**REQUIREMENTS:**
Below are the records. Count the lines containing the string "Микас", and reply with the number alone.

**MATERIAL FOR THIS TASK:**

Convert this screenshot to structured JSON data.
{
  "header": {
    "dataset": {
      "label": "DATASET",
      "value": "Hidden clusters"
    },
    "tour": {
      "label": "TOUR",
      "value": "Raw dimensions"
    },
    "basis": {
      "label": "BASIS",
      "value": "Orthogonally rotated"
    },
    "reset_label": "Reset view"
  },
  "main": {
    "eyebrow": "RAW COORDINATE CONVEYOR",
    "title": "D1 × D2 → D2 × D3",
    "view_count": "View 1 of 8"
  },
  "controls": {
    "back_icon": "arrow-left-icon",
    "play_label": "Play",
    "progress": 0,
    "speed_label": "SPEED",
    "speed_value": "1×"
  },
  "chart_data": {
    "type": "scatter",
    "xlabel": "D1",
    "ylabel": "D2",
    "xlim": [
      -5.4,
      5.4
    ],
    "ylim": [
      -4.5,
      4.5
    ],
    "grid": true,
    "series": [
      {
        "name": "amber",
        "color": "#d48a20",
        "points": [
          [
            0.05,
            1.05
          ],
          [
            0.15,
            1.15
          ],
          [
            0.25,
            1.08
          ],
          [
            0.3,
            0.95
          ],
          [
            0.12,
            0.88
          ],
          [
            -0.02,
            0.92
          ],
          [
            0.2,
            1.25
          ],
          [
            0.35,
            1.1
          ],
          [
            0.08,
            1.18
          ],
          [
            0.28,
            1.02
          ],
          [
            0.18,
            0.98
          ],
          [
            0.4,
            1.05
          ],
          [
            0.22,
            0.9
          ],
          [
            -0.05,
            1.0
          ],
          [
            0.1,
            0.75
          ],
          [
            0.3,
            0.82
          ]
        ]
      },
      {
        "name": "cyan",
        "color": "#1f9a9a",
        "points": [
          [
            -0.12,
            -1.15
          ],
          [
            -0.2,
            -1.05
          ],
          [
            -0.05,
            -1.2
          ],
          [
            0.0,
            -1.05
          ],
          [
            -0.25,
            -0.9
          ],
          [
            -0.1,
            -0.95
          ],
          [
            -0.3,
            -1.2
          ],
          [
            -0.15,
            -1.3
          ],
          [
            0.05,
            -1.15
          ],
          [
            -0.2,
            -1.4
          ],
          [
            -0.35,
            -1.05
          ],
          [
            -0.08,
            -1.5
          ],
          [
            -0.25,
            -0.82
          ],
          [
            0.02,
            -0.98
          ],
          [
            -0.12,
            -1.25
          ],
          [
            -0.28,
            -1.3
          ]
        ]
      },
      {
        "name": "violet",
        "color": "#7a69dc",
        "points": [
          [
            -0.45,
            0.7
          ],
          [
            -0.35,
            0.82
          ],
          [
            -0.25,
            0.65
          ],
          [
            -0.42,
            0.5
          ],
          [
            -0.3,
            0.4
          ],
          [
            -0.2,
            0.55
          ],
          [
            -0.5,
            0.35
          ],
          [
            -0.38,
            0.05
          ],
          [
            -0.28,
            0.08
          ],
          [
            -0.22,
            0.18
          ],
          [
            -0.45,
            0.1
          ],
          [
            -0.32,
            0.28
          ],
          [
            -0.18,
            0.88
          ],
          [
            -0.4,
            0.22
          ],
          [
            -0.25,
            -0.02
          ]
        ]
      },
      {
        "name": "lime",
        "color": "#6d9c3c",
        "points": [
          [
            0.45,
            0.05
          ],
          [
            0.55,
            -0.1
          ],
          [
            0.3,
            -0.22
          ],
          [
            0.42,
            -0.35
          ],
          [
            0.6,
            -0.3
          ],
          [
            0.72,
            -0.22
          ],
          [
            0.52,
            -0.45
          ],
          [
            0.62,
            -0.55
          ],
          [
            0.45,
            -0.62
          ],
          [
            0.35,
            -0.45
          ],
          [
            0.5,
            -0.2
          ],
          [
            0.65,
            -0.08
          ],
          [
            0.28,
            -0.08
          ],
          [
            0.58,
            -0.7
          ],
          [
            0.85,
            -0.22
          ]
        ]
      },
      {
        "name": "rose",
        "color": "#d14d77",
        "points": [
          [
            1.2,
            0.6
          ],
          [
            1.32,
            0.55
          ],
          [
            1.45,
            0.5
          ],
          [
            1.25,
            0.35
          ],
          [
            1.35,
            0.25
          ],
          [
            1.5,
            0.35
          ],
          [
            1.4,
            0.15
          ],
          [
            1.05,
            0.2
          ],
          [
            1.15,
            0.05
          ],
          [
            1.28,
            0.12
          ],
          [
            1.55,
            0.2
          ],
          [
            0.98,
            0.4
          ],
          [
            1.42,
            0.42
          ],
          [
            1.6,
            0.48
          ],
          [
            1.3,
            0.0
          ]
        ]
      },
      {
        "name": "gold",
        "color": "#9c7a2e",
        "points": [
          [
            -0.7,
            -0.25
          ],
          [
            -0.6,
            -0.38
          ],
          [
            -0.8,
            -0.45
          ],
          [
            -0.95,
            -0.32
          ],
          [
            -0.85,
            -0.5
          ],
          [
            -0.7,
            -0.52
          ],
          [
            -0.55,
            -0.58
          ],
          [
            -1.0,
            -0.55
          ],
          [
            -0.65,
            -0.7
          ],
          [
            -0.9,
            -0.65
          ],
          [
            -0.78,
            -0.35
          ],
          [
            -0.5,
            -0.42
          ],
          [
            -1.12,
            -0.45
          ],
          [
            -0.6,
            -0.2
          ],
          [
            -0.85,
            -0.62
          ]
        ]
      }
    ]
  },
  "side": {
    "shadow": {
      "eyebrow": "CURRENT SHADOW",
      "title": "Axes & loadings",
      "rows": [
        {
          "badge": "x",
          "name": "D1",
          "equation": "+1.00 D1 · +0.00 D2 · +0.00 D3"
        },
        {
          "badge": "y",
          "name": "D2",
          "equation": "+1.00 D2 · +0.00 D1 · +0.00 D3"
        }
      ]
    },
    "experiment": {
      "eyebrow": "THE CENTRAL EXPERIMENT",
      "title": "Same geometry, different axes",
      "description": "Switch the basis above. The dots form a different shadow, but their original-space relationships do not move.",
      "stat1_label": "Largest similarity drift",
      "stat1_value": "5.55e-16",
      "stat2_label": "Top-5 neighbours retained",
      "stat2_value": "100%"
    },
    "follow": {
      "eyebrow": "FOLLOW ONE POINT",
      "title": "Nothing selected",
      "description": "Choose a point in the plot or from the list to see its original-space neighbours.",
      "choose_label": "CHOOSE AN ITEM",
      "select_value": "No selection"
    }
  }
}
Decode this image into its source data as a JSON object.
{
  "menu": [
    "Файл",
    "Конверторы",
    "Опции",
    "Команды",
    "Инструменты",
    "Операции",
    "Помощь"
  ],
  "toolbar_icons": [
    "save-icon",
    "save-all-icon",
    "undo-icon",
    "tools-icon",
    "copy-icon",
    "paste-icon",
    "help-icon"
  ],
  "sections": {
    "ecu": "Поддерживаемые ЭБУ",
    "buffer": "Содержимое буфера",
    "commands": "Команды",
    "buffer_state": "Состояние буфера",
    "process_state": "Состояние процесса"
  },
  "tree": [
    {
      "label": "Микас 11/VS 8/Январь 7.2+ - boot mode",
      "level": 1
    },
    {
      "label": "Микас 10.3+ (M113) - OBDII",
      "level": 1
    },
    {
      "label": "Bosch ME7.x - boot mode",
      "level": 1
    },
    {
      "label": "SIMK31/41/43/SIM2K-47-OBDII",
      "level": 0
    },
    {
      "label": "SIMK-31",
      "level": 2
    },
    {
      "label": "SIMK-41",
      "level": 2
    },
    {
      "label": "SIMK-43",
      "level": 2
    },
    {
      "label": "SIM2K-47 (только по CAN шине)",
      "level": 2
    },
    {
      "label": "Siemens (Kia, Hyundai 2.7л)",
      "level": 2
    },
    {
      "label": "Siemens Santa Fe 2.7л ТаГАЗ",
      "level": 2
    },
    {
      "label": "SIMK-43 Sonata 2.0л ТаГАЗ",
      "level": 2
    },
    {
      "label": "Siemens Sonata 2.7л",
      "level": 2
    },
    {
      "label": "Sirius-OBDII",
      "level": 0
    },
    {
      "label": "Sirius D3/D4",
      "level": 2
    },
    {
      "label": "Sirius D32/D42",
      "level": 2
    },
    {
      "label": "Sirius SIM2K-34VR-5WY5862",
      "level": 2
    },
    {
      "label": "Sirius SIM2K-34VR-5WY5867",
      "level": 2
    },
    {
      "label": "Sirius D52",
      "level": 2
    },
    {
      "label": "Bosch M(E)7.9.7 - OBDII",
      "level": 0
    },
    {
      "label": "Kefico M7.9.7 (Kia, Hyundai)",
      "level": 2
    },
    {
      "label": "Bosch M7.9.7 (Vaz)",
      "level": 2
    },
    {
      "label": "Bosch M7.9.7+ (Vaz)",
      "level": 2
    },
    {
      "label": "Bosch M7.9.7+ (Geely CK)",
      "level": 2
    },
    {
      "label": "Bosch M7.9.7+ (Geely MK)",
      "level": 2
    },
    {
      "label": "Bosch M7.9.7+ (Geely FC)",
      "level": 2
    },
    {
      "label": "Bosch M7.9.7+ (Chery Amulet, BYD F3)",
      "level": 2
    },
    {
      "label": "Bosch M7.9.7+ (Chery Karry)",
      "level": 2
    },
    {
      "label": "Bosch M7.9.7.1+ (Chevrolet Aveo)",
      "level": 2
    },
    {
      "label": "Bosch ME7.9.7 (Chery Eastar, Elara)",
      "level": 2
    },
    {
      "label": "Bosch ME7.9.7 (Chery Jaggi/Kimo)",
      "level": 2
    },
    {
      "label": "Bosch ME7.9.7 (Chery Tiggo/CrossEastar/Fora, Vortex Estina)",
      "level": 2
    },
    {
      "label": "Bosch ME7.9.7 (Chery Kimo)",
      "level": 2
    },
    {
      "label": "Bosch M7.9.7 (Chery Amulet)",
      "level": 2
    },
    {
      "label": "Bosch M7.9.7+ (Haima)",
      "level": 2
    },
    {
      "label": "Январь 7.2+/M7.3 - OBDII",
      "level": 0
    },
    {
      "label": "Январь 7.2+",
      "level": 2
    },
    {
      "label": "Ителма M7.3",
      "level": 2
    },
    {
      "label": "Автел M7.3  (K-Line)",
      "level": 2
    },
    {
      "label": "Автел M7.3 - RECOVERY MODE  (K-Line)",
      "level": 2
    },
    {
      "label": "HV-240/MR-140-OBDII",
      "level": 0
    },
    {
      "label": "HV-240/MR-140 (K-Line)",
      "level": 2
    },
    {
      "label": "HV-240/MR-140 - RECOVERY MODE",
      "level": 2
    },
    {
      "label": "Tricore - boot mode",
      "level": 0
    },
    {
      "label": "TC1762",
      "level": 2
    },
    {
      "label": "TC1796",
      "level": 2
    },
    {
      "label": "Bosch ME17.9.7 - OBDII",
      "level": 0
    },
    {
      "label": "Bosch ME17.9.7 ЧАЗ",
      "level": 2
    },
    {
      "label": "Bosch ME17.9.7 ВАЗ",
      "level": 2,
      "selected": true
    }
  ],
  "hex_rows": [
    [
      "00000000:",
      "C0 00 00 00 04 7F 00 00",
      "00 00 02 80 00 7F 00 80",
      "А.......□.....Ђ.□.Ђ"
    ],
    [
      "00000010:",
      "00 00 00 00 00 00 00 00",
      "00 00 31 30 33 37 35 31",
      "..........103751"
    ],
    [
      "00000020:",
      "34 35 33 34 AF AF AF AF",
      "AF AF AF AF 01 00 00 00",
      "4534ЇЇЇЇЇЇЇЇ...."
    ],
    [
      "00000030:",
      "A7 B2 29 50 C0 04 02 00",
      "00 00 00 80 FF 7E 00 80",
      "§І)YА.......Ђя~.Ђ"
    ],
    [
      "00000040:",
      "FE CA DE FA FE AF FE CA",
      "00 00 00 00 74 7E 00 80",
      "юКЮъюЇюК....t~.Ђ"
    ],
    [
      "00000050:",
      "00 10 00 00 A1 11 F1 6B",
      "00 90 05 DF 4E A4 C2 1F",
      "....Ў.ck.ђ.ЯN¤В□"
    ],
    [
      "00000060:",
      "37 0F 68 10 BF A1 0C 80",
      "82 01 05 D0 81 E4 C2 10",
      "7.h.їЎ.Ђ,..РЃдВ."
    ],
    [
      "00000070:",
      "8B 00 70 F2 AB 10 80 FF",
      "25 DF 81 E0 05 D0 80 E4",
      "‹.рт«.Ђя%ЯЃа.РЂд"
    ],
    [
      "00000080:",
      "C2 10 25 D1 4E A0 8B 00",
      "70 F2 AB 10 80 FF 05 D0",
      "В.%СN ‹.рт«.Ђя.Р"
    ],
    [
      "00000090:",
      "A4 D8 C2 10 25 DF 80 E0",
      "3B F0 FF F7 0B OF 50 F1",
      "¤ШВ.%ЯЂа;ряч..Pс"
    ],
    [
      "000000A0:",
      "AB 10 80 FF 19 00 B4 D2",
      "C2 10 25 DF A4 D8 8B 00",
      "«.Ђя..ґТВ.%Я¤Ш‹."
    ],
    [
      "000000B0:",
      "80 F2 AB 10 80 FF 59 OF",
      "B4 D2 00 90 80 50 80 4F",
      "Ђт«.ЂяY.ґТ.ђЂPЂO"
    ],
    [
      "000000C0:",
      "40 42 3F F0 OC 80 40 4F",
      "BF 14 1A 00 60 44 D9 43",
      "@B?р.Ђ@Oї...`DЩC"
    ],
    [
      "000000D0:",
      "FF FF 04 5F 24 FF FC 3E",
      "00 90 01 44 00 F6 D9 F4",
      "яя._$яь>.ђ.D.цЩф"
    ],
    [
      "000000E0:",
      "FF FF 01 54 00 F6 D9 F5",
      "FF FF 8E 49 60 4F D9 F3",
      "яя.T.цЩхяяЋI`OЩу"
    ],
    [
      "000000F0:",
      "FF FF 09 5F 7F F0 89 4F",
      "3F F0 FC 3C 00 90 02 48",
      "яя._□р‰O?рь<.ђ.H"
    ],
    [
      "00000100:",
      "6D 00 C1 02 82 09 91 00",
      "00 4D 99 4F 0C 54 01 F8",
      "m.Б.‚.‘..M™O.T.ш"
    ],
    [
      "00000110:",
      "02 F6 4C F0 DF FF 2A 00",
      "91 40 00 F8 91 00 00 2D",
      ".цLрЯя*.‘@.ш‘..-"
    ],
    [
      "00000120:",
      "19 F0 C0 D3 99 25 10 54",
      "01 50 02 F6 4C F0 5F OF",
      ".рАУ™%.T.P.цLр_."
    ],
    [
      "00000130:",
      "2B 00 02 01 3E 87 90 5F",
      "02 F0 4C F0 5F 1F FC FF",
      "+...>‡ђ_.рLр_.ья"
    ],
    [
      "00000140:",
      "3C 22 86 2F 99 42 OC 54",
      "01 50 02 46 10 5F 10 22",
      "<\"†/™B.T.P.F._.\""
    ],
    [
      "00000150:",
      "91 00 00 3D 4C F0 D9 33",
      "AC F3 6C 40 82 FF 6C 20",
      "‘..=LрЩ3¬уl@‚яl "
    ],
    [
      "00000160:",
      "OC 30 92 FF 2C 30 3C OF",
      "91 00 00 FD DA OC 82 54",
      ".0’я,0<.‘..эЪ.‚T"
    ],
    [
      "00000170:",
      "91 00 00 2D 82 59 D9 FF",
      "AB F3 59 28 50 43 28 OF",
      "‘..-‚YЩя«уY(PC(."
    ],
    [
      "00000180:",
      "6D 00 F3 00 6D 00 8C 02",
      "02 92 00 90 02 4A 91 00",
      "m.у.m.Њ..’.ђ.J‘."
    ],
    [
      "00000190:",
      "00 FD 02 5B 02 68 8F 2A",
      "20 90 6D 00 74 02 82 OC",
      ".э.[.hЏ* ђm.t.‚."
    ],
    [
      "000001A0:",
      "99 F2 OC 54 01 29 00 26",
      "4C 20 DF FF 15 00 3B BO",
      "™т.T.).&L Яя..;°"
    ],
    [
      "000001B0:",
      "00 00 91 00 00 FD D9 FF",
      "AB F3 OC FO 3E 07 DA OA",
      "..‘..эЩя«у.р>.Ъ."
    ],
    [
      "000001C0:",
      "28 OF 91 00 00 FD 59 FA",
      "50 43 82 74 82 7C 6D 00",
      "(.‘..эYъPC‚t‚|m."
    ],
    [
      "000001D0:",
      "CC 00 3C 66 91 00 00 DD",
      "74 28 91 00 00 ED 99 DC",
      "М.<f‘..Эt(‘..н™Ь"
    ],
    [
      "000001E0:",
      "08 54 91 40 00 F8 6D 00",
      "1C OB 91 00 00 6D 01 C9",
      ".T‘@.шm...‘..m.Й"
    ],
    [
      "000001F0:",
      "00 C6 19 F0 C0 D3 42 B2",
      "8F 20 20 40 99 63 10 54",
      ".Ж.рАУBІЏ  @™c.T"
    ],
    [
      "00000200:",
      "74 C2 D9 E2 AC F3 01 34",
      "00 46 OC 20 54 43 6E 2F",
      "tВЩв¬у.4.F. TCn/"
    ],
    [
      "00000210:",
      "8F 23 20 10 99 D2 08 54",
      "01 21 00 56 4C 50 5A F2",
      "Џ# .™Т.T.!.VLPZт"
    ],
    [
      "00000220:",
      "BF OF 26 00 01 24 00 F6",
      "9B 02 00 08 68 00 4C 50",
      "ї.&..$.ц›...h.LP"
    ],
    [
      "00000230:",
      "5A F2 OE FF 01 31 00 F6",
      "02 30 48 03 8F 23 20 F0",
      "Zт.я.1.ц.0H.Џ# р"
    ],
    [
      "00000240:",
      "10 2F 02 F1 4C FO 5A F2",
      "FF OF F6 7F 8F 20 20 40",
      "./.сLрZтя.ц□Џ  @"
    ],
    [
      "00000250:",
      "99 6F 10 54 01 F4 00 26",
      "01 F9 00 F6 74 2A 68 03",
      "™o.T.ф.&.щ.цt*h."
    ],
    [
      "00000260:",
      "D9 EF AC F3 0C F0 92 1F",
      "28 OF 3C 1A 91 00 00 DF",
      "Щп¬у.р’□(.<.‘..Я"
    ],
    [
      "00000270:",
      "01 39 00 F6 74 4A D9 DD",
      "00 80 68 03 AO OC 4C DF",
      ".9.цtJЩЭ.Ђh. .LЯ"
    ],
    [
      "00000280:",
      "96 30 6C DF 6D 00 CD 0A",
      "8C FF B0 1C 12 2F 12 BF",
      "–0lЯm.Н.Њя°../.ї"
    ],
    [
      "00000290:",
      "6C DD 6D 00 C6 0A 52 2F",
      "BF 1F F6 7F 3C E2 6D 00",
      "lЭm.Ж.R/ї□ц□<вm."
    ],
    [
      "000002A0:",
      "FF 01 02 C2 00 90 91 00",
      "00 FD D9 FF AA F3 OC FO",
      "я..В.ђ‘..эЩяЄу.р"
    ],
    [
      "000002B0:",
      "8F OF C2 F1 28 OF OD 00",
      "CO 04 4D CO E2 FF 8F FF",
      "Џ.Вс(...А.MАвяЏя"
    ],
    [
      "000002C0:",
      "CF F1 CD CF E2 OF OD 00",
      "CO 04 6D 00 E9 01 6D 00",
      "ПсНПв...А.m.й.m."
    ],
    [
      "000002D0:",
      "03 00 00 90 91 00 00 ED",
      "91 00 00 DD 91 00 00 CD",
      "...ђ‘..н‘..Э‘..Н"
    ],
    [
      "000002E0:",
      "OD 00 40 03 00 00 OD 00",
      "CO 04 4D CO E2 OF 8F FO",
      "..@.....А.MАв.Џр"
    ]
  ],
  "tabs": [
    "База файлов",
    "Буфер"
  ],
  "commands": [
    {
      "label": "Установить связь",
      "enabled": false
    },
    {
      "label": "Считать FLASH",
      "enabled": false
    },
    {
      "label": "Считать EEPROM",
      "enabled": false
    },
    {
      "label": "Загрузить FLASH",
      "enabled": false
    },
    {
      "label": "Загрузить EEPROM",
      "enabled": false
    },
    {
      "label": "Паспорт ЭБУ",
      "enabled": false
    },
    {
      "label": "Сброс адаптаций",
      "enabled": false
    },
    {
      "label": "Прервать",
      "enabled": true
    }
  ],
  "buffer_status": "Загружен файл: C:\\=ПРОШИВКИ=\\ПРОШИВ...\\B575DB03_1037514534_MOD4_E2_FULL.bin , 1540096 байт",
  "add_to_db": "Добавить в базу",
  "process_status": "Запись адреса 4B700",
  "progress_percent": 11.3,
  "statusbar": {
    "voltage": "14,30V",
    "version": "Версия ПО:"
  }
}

**REPLY TO THE TASK:**
2